**Task prompt**
Each line of the material should be output exactly as shown.

**Records to process**

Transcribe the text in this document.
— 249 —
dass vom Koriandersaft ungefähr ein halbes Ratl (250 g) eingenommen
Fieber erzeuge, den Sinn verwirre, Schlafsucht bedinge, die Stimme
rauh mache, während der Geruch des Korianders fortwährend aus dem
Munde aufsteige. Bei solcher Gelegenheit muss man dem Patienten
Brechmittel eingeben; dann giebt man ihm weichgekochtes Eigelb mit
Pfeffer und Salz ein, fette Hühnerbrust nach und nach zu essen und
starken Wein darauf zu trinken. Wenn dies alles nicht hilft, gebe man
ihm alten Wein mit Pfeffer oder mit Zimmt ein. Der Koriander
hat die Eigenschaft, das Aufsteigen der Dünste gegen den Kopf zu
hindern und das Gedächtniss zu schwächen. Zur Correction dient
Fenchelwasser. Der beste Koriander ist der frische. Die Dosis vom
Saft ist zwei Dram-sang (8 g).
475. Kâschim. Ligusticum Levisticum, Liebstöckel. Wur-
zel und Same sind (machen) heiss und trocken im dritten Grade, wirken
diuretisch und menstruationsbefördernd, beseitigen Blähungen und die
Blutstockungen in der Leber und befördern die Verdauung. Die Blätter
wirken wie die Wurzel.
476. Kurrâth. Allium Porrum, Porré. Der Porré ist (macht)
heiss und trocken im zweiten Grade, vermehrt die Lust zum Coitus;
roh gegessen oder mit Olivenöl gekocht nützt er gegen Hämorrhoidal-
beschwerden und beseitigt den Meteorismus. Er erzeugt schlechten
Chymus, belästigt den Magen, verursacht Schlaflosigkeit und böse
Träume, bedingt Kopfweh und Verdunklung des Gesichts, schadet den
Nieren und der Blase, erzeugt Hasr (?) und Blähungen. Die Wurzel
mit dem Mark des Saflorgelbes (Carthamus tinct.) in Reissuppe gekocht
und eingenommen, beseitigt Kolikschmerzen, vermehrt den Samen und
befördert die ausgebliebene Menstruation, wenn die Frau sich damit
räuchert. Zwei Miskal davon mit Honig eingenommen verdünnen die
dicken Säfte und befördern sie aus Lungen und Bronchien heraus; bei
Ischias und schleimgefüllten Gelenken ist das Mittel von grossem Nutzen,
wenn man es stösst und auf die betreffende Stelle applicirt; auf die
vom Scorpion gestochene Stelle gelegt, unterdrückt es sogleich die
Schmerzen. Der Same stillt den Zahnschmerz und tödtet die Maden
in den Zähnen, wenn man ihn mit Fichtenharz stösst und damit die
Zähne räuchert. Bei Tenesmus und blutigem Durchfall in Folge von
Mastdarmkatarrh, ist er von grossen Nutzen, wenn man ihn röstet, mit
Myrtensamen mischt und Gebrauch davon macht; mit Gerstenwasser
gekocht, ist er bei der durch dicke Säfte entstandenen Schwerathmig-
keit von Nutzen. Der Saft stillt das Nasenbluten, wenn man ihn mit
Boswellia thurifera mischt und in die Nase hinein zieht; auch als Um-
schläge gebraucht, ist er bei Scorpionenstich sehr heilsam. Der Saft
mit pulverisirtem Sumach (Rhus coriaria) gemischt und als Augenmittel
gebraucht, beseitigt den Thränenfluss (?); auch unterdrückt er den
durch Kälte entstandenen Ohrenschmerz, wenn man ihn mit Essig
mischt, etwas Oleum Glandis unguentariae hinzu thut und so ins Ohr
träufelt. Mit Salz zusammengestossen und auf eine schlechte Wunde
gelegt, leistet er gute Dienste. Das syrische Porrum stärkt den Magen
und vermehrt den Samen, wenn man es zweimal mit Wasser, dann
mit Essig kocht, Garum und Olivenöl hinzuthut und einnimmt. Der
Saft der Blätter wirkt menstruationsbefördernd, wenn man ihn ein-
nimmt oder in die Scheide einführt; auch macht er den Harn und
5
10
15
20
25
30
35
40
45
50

**Reply to the task**
Transcribe the text in this document.
— 249 —
dass vom Koriandersaft ungefähr ein halbes Ratl (250 g) eingenommen
Fieber erzeuge, den Sinn verwirre, Schlafsucht bedinge, die Stimme
rauh mache, während der Geruch des Korianders fortwährend aus dem
Munde aufsteige. Bei solcher Gelegenheit muss man dem Patienten
Brechmittel eingeben; dann giebt man ihm weichgekochtes Eigelb mit
Pfeffer und Salz ein, fette Hühnerbrust nach und nach zu essen und
starken Wein darauf zu trinken. Wenn dies alles nicht hilft, gebe man
ihm alten Wein mit Pfeffer oder mit Zimmt ein. Der Koriander
hat die Eigenschaft, das Aufsteigen der Dünste gegen den Kopf zu
hindern und das Gedächtniss zu schwächen. Zur Correction dient
Fenchelwasser. Der beste Koriander ist der frische. Die Dosis vom
Saft ist zwei Dram-sang (8 g).
475. Kâschim. Ligusticum Levisticum, Liebstöckel. Wur-
zel und Same sind (machen) heiss und trocken im dritten Grade, wirken
diuretisch und menstruationsbefördernd, beseitigen Blähungen und die
Blutstockungen in der Leber und befördern die Verdauung. Die Blätter
wirken wie die Wurzel.
476. Kurrâth. Allium Porrum, Porré. Der Porré ist (macht)
heiss und trocken im zweiten Grade, vermehrt die Lust zum Coitus;
roh gegessen oder mit Olivenöl gekocht nützt er gegen Hämorrhoidal-
beschwerden und beseitigt den Meteorismus. Er erzeugt schlechten
Chymus, belästigt den Magen, verursacht Schlaflosigkeit und böse
Träume, bedingt Kopfweh und Verdunklung des Gesichts, schadet den
Nieren und der Blase, erzeugt Hasr (?) und Blähungen. Die Wurzel
mit dem Mark des Saflorgelbes (Carthamus tinct.) in Reissuppe gekocht
und eingenommen, beseitigt Kolikschmerzen, vermehrt den Samen und
befördert die ausgebliebene Menstruation, wenn die Frau sich damit
räuchert. Zwei Miskal davon mit Honig eingenommen verdünnen die
dicken Säfte und befördern sie aus Lungen und Bronchien heraus; bei
Ischias und schleimgefüllten Gelenken ist das Mittel von grossem Nutzen,
wenn man es stösst und auf die betreffende Stelle applicirt; auf die
vom Scorpion gestochene Stelle gelegt, unterdrückt es sogleich die
Schmerzen. Der Same stillt den Zahnschmerz und tödtet die Maden
in den Zähnen, wenn man ihn mit Fichtenharz stösst und damit die
Zähne räuchert. Bei Tenesmus und blutigem Durchfall in Folge von
Mastdarmkatarrh, ist er von grossen Nutzen, wenn man ihn röstet, mit
Myrtensamen mischt und Gebrauch davon macht; mit Gerstenwasser
gekocht, ist er bei der durch dicke Säfte entstandenen Schwerathmig-
keit von Nutzen. Der Saft stillt das Nasenbluten, wenn man ihn mit
Boswellia thurifera mischt und in die Nase hinein zieht; auch als Um-
schläge gebraucht, ist er bei Scorpionenstich sehr heilsam. Der Saft
mit pulverisirtem Sumach (Rhus coriaria) gemischt und als Augenmittel
gebraucht, beseitigt den Thränenfluss (?); auch unterdrückt er den
durch Kälte entstandenen Ohrenschmerz, wenn man ihn mit Essig
mischt, etwas Oleum Glandis unguentariae hinzu thut und so ins Ohr
träufelt. Mit Salz zusammengestossen und auf eine schlechte Wunde
gelegt, leistet er gute Dienste. Das syrische Porrum stärkt den Magen
und vermehrt den Samen, wenn man es zweimal mit Wasser, dann
mit Essig kocht, Garum und Olivenöl hinzuthut und einnimmt. Der
Saft der Blätter wirkt menstruationsbefördernd, wenn man ihn ein-
nimmt oder in die Scheide einführt; auch macht er den Harn und
5
10
15
20
25
30
35
40
45
50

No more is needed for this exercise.